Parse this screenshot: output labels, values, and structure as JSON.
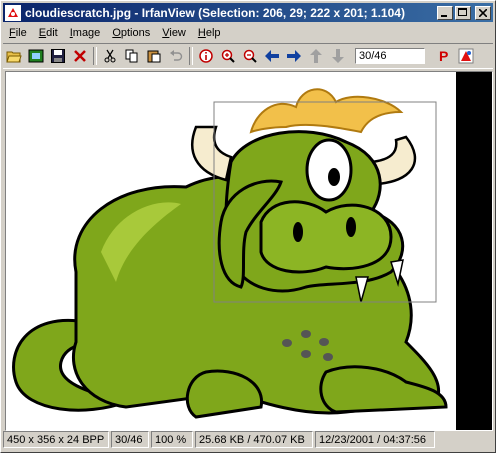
{
  "window": {
    "title": "cloudiescratch.jpg - IrfanView (Selection: 206, 29; 222 x 201; 1.104)"
  },
  "menu": [
    "File",
    "Edit",
    "Image",
    "Options",
    "View",
    "Help"
  ],
  "menu_underline": [
    "F",
    "E",
    "I",
    "O",
    "V",
    "H"
  ],
  "toolbar": {
    "page_field_value": "30/46"
  },
  "status": {
    "dimensions": "450 x 356 x 24 BPP",
    "page": "30/46",
    "zoom": "100 %",
    "filesize": "25.68 KB / 470.07 KB",
    "datetime": "12/23/2001 / 04:37:56"
  },
  "colors": {
    "title_active": "#0a246a",
    "dragon_green": "#7fa71b",
    "dragon_light": "#a8c93a",
    "hair": "#f2c04a",
    "horn": "#f6eccf"
  }
}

Exercise objective: Copy everything in the records above except the pictures, exactly as written.

Output of the exercise:
Parse this screenshot: output labels, values, and structure as JSON.
{
  "window": {
    "title": "cloudiescratch.jpg - IrfanView (Selection: 206, 29; 222 x 201; 1.104)"
  },
  "menu": [
    "File",
    "Edit",
    "Image",
    "Options",
    "View",
    "Help"
  ],
  "menu_underline": [
    "F",
    "E",
    "I",
    "O",
    "V",
    "H"
  ],
  "toolbar": {
    "page_field_value": "30/46"
  },
  "status": {
    "dimensions": "450 x 356 x 24 BPP",
    "page": "30/46",
    "zoom": "100 %",
    "filesize": "25.68 KB / 470.07 KB",
    "datetime": "12/23/2001 / 04:37:56"
  },
  "colors": {
    "title_active": "#0a246a",
    "dragon_green": "#7fa71b",
    "dragon_light": "#a8c93a",
    "hair": "#f2c04a",
    "horn": "#f6eccf"
  }
}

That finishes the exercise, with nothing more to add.